## RECORDS FOR THIS TASK
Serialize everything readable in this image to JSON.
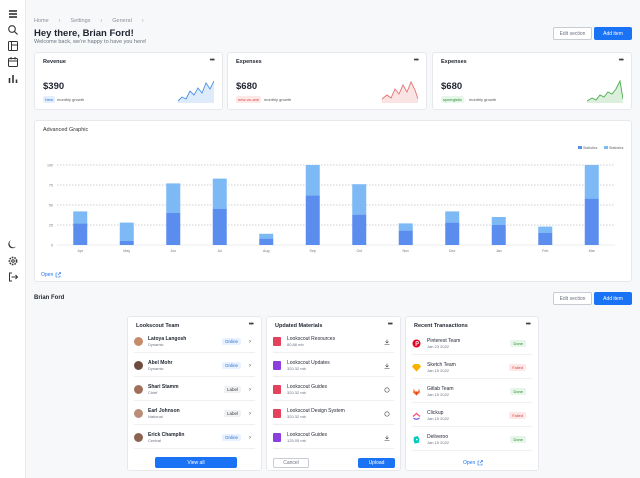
{
  "breadcrumbs": [
    "Home",
    "Settings",
    "General"
  ],
  "header": {
    "title": "Hey there, Brian Ford!",
    "subtitle": "Welcome back, we're happy to have you here!",
    "edit_label": "Edit section",
    "add_label": "Add item"
  },
  "kpis": [
    {
      "title": "Revenue",
      "value": "$390",
      "badge": "New",
      "note": "monthly growth",
      "color": "#4a90e2"
    },
    {
      "title": "Expenses",
      "value": "$680",
      "badge": "new-on-ane",
      "note": "monthly growth",
      "color": "#e57373"
    },
    {
      "title": "Expenses",
      "value": "$680",
      "badge": "synergistic",
      "note": "monthly growth",
      "color": "#4caf50"
    }
  ],
  "chart_data": {
    "type": "bar",
    "title": "Advanced Graphic",
    "categories": [
      "Apr",
      "May",
      "Jun",
      "Jul",
      "Aug",
      "Sep",
      "Oct",
      "Nov",
      "Dec",
      "Jan",
      "Feb",
      "Mar"
    ],
    "series": [
      {
        "name": "Statistics",
        "values": [
          27,
          5,
          40,
          45,
          8,
          62,
          38,
          18,
          28,
          25,
          15,
          58
        ]
      },
      {
        "name": "Statistics",
        "values": [
          15,
          23,
          37,
          38,
          6,
          38,
          38,
          9,
          14,
          10,
          8,
          42
        ]
      }
    ],
    "ylim": [
      0,
      100
    ],
    "yticks": [
      0,
      25,
      50,
      75,
      100
    ],
    "stacked": true,
    "legend_position": "top-right",
    "colors": [
      "#5b8def",
      "#7cb9f5"
    ],
    "open_label": "Open"
  },
  "section2": {
    "title": "Brian Ford",
    "edit_label": "Edit section",
    "add_label": "Add item"
  },
  "team": {
    "title": "Lookscout Team",
    "members": [
      {
        "name": "Latoya Langosh",
        "role": "Dynamic",
        "tag": "Online"
      },
      {
        "name": "Abel Mohr",
        "role": "Dynamic",
        "tag": "Online"
      },
      {
        "name": "Shari Stamm",
        "role": "Chief",
        "tag": "Label"
      },
      {
        "name": "Earl Johnson",
        "role": "National",
        "tag": "Label"
      },
      {
        "name": "Erick Champlin",
        "role": "Central",
        "tag": "Online"
      }
    ],
    "view_all_label": "View all"
  },
  "materials": {
    "title": "Updated Materials",
    "items": [
      {
        "name": "Lookscout Resources",
        "size": "80.88 mb",
        "color": "#e2435a"
      },
      {
        "name": "Lookscout Updates",
        "size": "320.32 mb",
        "color": "#8b3fdc"
      },
      {
        "name": "Lookscout Guides",
        "size": "320.32 mb",
        "color": "#e2435a"
      },
      {
        "name": "Lookscout Design System",
        "size": "320.32 mb",
        "color": "#e2435a"
      },
      {
        "name": "Lookscout Guides",
        "size": "125.05 mb",
        "color": "#8b3fdc"
      }
    ],
    "cancel_label": "Cancel",
    "upload_label": "Upload"
  },
  "transactions": {
    "title": "Recent Transactions",
    "items": [
      {
        "name": "Pinterest Team",
        "date": "Jan 23 2022",
        "status": "Done",
        "logo_color": "#e60023"
      },
      {
        "name": "Sketch Team",
        "date": "Jan 15 2022",
        "status": "Failed",
        "logo_color": "#f7b500"
      },
      {
        "name": "Gitlab Team",
        "date": "Jan 15 2022",
        "status": "Done",
        "logo_color": "#fc6d26"
      },
      {
        "name": "Clickup",
        "date": "Jan 15 2022",
        "status": "Failed",
        "logo_color": "#7b68ee"
      },
      {
        "name": "Deliveroo",
        "date": "Jan 15 2022",
        "status": "Done",
        "logo_color": "#00ccbc"
      }
    ],
    "open_label": "Open"
  }
}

## THE REQUEST
Without the pictures, return the entries exactly as they appear.

## ANSWER BELOW
Serialize everything readable in this image to JSON.
{
  "breadcrumbs": [
    "Home",
    "Settings",
    "General"
  ],
  "header": {
    "title": "Hey there, Brian Ford!",
    "subtitle": "Welcome back, we're happy to have you here!",
    "edit_label": "Edit section",
    "add_label": "Add item"
  },
  "kpis": [
    {
      "title": "Revenue",
      "value": "$390",
      "badge": "New",
      "note": "monthly growth",
      "color": "#4a90e2"
    },
    {
      "title": "Expenses",
      "value": "$680",
      "badge": "new-on-ane",
      "note": "monthly growth",
      "color": "#e57373"
    },
    {
      "title": "Expenses",
      "value": "$680",
      "badge": "synergistic",
      "note": "monthly growth",
      "color": "#4caf50"
    }
  ],
  "chart_data": {
    "type": "bar",
    "title": "Advanced Graphic",
    "categories": [
      "Apr",
      "May",
      "Jun",
      "Jul",
      "Aug",
      "Sep",
      "Oct",
      "Nov",
      "Dec",
      "Jan",
      "Feb",
      "Mar"
    ],
    "series": [
      {
        "name": "Statistics",
        "values": [
          27,
          5,
          40,
          45,
          8,
          62,
          38,
          18,
          28,
          25,
          15,
          58
        ]
      },
      {
        "name": "Statistics",
        "values": [
          15,
          23,
          37,
          38,
          6,
          38,
          38,
          9,
          14,
          10,
          8,
          42
        ]
      }
    ],
    "ylim": [
      0,
      100
    ],
    "yticks": [
      0,
      25,
      50,
      75,
      100
    ],
    "stacked": true,
    "legend_position": "top-right",
    "colors": [
      "#5b8def",
      "#7cb9f5"
    ],
    "open_label": "Open"
  },
  "section2": {
    "title": "Brian Ford",
    "edit_label": "Edit section",
    "add_label": "Add item"
  },
  "team": {
    "title": "Lookscout Team",
    "members": [
      {
        "name": "Latoya Langosh",
        "role": "Dynamic",
        "tag": "Online"
      },
      {
        "name": "Abel Mohr",
        "role": "Dynamic",
        "tag": "Online"
      },
      {
        "name": "Shari Stamm",
        "role": "Chief",
        "tag": "Label"
      },
      {
        "name": "Earl Johnson",
        "role": "National",
        "tag": "Label"
      },
      {
        "name": "Erick Champlin",
        "role": "Central",
        "tag": "Online"
      }
    ],
    "view_all_label": "View all"
  },
  "materials": {
    "title": "Updated Materials",
    "items": [
      {
        "name": "Lookscout Resources",
        "size": "80.88 mb",
        "color": "#e2435a"
      },
      {
        "name": "Lookscout Updates",
        "size": "320.32 mb",
        "color": "#8b3fdc"
      },
      {
        "name": "Lookscout Guides",
        "size": "320.32 mb",
        "color": "#e2435a"
      },
      {
        "name": "Lookscout Design System",
        "size": "320.32 mb",
        "color": "#e2435a"
      },
      {
        "name": "Lookscout Guides",
        "size": "125.05 mb",
        "color": "#8b3fdc"
      }
    ],
    "cancel_label": "Cancel",
    "upload_label": "Upload"
  },
  "transactions": {
    "title": "Recent Transactions",
    "items": [
      {
        "name": "Pinterest Team",
        "date": "Jan 23 2022",
        "status": "Done",
        "logo_color": "#e60023"
      },
      {
        "name": "Sketch Team",
        "date": "Jan 15 2022",
        "status": "Failed",
        "logo_color": "#f7b500"
      },
      {
        "name": "Gitlab Team",
        "date": "Jan 15 2022",
        "status": "Done",
        "logo_color": "#fc6d26"
      },
      {
        "name": "Clickup",
        "date": "Jan 15 2022",
        "status": "Failed",
        "logo_color": "#7b68ee"
      },
      {
        "name": "Deliveroo",
        "date": "Jan 15 2022",
        "status": "Done",
        "logo_color": "#00ccbc"
      }
    ],
    "open_label": "Open"
  }
}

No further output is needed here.